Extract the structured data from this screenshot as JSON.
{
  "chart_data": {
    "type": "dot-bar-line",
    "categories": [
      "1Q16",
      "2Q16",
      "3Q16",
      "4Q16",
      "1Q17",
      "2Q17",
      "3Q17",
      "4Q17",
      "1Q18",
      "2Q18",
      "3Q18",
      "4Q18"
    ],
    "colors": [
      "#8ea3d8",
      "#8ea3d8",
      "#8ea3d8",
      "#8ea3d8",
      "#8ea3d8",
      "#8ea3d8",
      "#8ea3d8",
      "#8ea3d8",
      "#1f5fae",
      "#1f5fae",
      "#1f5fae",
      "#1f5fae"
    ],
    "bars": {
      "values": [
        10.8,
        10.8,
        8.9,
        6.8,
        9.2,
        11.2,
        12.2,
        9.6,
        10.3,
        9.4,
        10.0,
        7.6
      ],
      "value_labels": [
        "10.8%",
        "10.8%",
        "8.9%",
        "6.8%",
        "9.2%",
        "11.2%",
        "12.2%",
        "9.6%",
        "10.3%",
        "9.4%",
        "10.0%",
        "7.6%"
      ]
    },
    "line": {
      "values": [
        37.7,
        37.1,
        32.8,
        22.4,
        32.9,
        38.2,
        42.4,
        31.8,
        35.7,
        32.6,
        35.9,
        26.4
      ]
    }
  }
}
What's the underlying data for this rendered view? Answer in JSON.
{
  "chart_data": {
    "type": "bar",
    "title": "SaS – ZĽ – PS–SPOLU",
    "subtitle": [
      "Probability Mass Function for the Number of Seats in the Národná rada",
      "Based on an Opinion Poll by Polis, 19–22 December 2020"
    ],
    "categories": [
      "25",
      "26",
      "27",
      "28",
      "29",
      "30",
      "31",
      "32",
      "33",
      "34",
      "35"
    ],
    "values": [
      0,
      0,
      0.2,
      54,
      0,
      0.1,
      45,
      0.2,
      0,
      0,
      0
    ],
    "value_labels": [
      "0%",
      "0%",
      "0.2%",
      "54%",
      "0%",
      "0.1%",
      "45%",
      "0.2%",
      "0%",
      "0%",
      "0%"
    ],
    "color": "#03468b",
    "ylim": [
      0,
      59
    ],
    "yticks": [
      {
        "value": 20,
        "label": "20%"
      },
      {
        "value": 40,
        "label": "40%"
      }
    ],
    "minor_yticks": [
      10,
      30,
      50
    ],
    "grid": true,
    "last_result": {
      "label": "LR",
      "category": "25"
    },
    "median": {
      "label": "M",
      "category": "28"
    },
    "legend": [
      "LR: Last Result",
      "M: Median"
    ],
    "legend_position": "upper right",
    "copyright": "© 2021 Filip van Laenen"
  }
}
☆ ☆ ☆
:: GIVEN PROBLEM ::
Copy out each line exactly as written.

:: SOLUTION TO THE EXERCISE ::
Extract the structured data from this screenshot as JSON.
{
  "chart_data": {
    "type": "dot-bar-line",
    "categories": [
      "1Q16",
      "2Q16",
      "3Q16",
      "4Q16",
      "1Q17",
      "2Q17",
      "3Q17",
      "4Q17",
      "1Q18",
      "2Q18",
      "3Q18",
      "4Q18"
    ],
    "colors": [
      "#8ea3d8",
      "#8ea3d8",
      "#8ea3d8",
      "#8ea3d8",
      "#8ea3d8",
      "#8ea3d8",
      "#8ea3d8",
      "#8ea3d8",
      "#1f5fae",
      "#1f5fae",
      "#1f5fae",
      "#1f5fae"
    ],
    "bars": {
      "values": [
        10.8,
        10.8,
        8.9,
        6.8,
        9.2,
        11.2,
        12.2,
        9.6,
        10.3,
        9.4,
        10.0,
        7.6
      ],
      "value_labels": [
        "10.8%",
        "10.8%",
        "8.9%",
        "6.8%",
        "9.2%",
        "11.2%",
        "12.2%",
        "9.6%",
        "10.3%",
        "9.4%",
        "10.0%",
        "7.6%"
      ]
    },
    "line": {
      "values": [
        37.7,
        37.1,
        32.8,
        22.4,
        32.9,
        38.2,
        42.4,
        31.8,
        35.7,
        32.6,
        35.9,
        26.4
      ]
    }
  }
}
What's the underlying data for this rendered view? Answer in JSON.
{
  "chart_data": {
    "type": "bar",
    "title": "SaS – ZĽ – PS–SPOLU",
    "subtitle": [
      "Probability Mass Function for the Number of Seats in the Národná rada",
      "Based on an Opinion Poll by Polis, 19–22 December 2020"
    ],
    "categories": [
      "25",
      "26",
      "27",
      "28",
      "29",
      "30",
      "31",
      "32",
      "33",
      "34",
      "35"
    ],
    "values": [
      0,
      0,
      0.2,
      54,
      0,
      0.1,
      45,
      0.2,
      0,
      0,
      0
    ],
    "value_labels": [
      "0%",
      "0%",
      "0.2%",
      "54%",
      "0%",
      "0.1%",
      "45%",
      "0.2%",
      "0%",
      "0%",
      "0%"
    ],
    "color": "#03468b",
    "ylim": [
      0,
      59
    ],
    "yticks": [
      {
        "value": 20,
        "label": "20%"
      },
      {
        "value": 40,
        "label": "40%"
      }
    ],
    "minor_yticks": [
      10,
      30,
      50
    ],
    "grid": true,
    "last_result": {
      "label": "LR",
      "category": "25"
    },
    "median": {
      "label": "M",
      "category": "28"
    },
    "legend": [
      "LR: Last Result",
      "M: Median"
    ],
    "legend_position": "upper right",
    "copyright": "© 2021 Filip van Laenen"
  }
}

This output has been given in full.